- _What you will do_
Copy out each line containing "bestämda" from the entries below.

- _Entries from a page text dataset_
+++++
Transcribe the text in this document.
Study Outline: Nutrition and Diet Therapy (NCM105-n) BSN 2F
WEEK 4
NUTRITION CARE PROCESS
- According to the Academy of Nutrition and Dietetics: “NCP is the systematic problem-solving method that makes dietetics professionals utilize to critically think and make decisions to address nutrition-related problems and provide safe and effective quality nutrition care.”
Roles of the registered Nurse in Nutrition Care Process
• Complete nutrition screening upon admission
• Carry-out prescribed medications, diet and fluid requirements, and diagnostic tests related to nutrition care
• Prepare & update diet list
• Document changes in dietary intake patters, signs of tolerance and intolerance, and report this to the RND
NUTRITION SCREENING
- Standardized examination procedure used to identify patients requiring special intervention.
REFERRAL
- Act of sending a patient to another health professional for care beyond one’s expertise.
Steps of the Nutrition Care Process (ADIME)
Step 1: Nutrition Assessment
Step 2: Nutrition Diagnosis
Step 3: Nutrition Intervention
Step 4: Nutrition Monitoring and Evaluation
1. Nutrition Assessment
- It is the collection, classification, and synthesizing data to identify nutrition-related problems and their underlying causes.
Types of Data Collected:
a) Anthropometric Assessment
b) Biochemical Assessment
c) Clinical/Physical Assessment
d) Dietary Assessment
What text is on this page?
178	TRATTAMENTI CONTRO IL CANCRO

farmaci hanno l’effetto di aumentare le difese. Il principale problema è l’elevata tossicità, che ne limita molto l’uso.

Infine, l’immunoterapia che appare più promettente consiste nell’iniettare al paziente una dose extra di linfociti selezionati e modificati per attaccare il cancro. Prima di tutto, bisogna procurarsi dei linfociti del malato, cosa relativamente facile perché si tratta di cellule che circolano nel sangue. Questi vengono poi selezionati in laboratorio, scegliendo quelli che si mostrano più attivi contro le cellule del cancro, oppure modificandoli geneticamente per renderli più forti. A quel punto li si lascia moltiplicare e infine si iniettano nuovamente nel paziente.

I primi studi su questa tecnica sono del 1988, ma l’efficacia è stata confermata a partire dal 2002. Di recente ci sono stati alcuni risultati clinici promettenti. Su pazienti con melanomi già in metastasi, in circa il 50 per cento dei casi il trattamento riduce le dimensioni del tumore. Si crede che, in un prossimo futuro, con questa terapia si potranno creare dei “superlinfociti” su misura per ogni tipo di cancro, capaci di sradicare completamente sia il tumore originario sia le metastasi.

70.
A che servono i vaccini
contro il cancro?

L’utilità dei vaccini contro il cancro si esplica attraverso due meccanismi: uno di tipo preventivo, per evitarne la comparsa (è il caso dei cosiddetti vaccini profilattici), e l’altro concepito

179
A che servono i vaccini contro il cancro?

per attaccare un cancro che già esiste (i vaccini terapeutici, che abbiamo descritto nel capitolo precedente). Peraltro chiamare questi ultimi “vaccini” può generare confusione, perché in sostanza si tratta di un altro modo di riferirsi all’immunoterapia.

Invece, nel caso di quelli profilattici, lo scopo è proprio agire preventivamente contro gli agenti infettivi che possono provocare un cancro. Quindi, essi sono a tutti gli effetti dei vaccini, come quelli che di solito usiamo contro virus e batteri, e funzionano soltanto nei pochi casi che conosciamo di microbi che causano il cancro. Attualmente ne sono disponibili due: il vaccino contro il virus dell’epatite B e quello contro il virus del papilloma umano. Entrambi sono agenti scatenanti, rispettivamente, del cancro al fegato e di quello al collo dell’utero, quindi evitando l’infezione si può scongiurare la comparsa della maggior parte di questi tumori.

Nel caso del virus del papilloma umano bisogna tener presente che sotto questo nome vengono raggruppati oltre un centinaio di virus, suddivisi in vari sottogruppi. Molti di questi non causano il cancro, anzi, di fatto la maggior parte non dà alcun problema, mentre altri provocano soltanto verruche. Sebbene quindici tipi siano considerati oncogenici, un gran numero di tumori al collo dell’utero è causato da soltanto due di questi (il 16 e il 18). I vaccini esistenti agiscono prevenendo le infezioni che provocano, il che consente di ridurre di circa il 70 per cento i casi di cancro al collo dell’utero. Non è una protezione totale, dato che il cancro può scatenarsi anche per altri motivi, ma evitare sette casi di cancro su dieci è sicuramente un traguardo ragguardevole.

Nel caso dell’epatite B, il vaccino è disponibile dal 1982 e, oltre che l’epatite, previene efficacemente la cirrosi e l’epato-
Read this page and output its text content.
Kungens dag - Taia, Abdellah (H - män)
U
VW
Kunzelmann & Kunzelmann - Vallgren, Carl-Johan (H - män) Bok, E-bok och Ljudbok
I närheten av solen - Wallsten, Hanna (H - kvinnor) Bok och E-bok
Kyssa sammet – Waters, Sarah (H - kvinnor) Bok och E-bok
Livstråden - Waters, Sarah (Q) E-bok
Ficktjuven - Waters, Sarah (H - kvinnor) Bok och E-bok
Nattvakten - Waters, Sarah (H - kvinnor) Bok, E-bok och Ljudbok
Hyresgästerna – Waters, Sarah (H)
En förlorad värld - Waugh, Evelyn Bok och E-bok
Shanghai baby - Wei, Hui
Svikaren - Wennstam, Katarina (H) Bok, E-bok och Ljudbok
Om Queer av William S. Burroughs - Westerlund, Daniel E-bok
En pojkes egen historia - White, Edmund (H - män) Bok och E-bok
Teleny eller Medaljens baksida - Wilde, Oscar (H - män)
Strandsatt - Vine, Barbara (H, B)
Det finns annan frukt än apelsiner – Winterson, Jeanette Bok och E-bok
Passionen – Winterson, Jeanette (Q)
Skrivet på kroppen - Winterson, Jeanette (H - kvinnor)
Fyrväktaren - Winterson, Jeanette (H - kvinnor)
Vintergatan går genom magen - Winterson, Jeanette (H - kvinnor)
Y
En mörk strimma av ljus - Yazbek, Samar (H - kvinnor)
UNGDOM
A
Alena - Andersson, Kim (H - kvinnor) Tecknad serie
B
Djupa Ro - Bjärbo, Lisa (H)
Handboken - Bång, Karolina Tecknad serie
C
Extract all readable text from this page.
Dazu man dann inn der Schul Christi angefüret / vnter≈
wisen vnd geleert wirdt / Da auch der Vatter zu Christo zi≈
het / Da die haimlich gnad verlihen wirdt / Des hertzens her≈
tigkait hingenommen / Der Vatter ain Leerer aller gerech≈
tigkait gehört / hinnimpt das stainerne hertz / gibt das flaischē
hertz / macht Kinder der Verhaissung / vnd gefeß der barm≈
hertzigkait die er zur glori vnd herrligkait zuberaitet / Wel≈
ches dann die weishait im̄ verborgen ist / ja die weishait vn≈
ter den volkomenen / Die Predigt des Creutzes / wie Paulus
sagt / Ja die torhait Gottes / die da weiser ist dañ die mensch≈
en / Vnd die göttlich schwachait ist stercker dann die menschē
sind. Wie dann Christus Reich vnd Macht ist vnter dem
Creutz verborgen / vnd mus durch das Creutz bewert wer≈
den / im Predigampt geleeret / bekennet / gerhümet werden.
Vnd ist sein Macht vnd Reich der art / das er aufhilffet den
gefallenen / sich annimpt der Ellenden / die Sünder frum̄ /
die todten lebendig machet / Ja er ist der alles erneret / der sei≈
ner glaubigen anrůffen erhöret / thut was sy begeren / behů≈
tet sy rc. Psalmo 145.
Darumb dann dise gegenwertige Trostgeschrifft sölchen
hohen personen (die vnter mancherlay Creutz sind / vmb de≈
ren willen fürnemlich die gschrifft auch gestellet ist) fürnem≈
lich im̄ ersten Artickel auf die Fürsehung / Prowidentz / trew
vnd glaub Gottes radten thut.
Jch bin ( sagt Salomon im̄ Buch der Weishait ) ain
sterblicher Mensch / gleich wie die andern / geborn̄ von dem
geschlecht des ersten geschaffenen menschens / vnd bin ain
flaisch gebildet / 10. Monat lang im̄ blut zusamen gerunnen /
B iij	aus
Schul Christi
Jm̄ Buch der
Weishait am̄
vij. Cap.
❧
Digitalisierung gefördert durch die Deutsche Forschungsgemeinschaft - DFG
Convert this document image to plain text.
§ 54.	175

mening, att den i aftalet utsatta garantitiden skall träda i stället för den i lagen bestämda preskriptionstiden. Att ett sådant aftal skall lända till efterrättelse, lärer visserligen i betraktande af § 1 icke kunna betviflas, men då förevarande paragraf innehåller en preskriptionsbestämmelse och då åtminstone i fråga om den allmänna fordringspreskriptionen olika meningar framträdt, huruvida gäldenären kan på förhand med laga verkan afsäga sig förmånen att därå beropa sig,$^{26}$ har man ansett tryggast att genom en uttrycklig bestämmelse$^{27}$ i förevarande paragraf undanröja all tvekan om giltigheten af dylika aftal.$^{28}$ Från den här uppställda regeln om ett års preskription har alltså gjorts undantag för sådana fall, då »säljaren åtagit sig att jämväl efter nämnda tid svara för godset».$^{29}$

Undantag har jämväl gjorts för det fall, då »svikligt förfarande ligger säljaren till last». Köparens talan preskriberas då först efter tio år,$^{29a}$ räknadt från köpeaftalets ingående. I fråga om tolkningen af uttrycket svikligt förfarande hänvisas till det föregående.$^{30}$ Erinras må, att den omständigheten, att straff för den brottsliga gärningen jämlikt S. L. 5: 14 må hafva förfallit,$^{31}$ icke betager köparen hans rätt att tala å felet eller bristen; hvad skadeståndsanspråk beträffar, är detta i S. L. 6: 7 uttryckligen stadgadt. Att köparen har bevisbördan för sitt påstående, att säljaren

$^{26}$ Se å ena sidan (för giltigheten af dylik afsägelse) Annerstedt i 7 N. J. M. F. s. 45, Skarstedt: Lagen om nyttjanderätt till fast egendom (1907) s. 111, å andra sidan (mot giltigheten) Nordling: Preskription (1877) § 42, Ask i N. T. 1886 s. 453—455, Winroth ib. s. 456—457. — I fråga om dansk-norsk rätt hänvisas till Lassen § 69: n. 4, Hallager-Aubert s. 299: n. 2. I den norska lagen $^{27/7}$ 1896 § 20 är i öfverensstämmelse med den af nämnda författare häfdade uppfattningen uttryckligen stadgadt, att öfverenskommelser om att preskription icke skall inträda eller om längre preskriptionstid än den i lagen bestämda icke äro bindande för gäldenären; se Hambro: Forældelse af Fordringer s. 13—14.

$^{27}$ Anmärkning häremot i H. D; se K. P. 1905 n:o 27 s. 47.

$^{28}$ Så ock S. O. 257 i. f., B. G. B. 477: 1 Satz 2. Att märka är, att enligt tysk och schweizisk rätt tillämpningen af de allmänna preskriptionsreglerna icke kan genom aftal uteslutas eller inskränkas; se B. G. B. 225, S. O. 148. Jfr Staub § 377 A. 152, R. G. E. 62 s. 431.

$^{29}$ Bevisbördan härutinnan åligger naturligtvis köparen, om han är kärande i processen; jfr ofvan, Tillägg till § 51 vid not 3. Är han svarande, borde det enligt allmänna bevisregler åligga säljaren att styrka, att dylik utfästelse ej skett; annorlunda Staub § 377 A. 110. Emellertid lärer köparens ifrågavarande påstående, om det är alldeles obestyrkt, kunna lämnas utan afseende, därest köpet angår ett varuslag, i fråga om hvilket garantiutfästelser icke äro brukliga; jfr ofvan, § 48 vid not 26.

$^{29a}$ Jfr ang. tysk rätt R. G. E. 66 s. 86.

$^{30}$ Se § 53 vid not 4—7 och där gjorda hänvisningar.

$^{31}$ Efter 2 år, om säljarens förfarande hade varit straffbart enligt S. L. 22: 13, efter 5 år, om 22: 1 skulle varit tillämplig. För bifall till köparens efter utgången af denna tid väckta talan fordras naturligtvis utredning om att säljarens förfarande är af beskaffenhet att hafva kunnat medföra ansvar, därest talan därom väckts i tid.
+++++
- _Solution_
mening, att den i aftalet utsatta garantitiden skall träda i stället för den i lagen bestämda preskriptionstiden. Att ett sådant aftal skall lända till efterrättelse, lärer visserligen i betraktande af § 1 icke kunna betviflas, men då förevarande paragraf innehåller en preskriptionsbestämmelse och då åtminstone i fråga om den allmänna fordringspreskriptionen olika meningar framträdt, huruvida gäldenären kan på förhand med laga verkan afsäga sig förmånen att därå beropa sig,$^{26}$ har man ansett tryggast att genom en uttrycklig bestämmelse$^{27}$ i förevarande paragraf undanröja all tvekan om giltigheten af dylika aftal.$^{28}$ Från den här uppställda regeln om ett års preskription har alltså gjorts undantag för sådana fall, då »säljaren åtagit sig att jämväl efter nämnda tid svara för godset».$^{29}$
$^{26}$ Se å ena sidan (för giltigheten af dylik afsägelse) Annerstedt i 7 N. J. M. F. s. 45, Skarstedt: Lagen om nyttjanderätt till fast egendom (1907) s. 111, å andra sidan (mot giltigheten) Nordling: Preskription (1877) § 42, Ask i N. T. 1886 s. 453—455, Winroth ib. s. 456—457. — I fråga om dansk-norsk rätt hänvisas till Lassen § 69: n. 4, Hallager-Aubert s. 299: n. 2. I den norska lagen $^{27/7}$ 1896 § 20 är i öfverensstämmelse med den af nämnda författare häfdade uppfattningen uttryckligen stadgadt, att öfverenskommelser om att preskription icke skall inträda eller om längre preskriptionstid än den i lagen bestämda icke äro bindande för gäldenären; se Hambro: Forældelse af Fordringer s. 13—14.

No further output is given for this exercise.